[Data entries]
==*==
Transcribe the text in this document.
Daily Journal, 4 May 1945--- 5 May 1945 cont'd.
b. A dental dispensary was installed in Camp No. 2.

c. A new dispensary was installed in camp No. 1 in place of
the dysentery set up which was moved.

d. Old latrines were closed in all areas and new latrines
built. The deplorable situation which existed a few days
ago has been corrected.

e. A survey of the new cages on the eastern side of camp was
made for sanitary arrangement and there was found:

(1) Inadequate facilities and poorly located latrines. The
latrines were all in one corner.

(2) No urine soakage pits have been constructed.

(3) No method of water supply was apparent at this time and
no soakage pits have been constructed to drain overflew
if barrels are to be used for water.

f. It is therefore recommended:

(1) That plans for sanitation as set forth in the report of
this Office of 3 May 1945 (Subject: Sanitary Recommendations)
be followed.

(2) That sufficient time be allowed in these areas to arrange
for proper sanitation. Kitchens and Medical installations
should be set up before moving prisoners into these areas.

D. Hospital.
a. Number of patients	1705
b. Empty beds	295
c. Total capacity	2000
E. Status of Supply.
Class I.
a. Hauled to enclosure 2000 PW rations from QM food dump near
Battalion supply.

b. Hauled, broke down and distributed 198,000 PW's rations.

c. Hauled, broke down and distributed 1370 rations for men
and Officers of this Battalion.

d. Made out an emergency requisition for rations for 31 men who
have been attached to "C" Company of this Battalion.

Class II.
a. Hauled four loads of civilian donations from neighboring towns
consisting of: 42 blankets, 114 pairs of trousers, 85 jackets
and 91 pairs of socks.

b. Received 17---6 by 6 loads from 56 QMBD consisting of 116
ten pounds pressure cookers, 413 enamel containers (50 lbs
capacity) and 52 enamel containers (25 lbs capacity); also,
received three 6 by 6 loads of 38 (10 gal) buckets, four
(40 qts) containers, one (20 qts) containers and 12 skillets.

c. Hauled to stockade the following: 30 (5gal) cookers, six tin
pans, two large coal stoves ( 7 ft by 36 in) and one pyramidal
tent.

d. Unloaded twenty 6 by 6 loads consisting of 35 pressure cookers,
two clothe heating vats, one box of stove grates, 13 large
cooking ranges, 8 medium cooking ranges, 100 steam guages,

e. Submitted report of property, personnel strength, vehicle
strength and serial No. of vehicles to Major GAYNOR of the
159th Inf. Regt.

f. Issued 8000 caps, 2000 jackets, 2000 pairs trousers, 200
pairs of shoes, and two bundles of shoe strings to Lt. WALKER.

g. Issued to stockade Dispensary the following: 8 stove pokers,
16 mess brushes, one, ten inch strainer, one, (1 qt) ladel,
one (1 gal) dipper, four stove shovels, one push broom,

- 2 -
==*==
What to work on:
Generate an exact reproduction of all entries.

Result for this task:
Transcribe the text in this document.
Daily Journal, 4 May 1945--- 5 May 1945 cont'd.
b. A dental dispensary was installed in Camp No. 2.

c. A new dispensary was installed in camp No. 1 in place of
the dysentery set up which was moved.

d. Old latrines were closed in all areas and new latrines
built. The deplorable situation which existed a few days
ago has been corrected.

e. A survey of the new cages on the eastern side of camp was
made for sanitary arrangement and there was found:

(1) Inadequate facilities and poorly located latrines. The
latrines were all in one corner.

(2) No urine soakage pits have been constructed.

(3) No method of water supply was apparent at this time and
no soakage pits have been constructed to drain overflew
if barrels are to be used for water.

f. It is therefore recommended:

(1) That plans for sanitation as set forth in the report of
this Office of 3 May 1945 (Subject: Sanitary Recommendations)
be followed.

(2) That sufficient time be allowed in these areas to arrange
for proper sanitation. Kitchens and Medical installations
should be set up before moving prisoners into these areas.

D. Hospital.
a. Number of patients	1705
b. Empty beds	295
c. Total capacity	2000
E. Status of Supply.
Class I.
a. Hauled to enclosure 2000 PW rations from QM food dump near
Battalion supply.

b. Hauled, broke down and distributed 198,000 PW's rations.

c. Hauled, broke down and distributed 1370 rations for men
and Officers of this Battalion.

d. Made out an emergency requisition for rations for 31 men who
have been attached to "C" Company of this Battalion.

Class II.
a. Hauled four loads of civilian donations from neighboring towns
consisting of: 42 blankets, 114 pairs of trousers, 85 jackets
and 91 pairs of socks.

b. Received 17---6 by 6 loads from 56 QMBD consisting of 116
ten pounds pressure cookers, 413 enamel containers (50 lbs
capacity) and 52 enamel containers (25 lbs capacity); also,
received three 6 by 6 loads of 38 (10 gal) buckets, four
(40 qts) containers, one (20 qts) containers and 12 skillets.

c. Hauled to stockade the following: 30 (5gal) cookers, six tin
pans, two large coal stoves ( 7 ft by 36 in) and one pyramidal
tent.

d. Unloaded twenty 6 by 6 loads consisting of 35 pressure cookers,
two clothe heating vats, one box of stove grates, 13 large
cooking ranges, 8 medium cooking ranges, 100 steam guages,

e. Submitted report of property, personnel strength, vehicle
strength and serial No. of vehicles to Major GAYNOR of the
159th Inf. Regt.

f. Issued 8000 caps, 2000 jackets, 2000 pairs trousers, 200
pairs of shoes, and two bundles of shoe strings to Lt. WALKER.

g. Issued to stockade Dispensary the following: 8 stove pokers,
16 mess brushes, one, ten inch strainer, one, (1 qt) ladel,
one (1 gal) dipper, four stove shovels, one push broom,

- 2 -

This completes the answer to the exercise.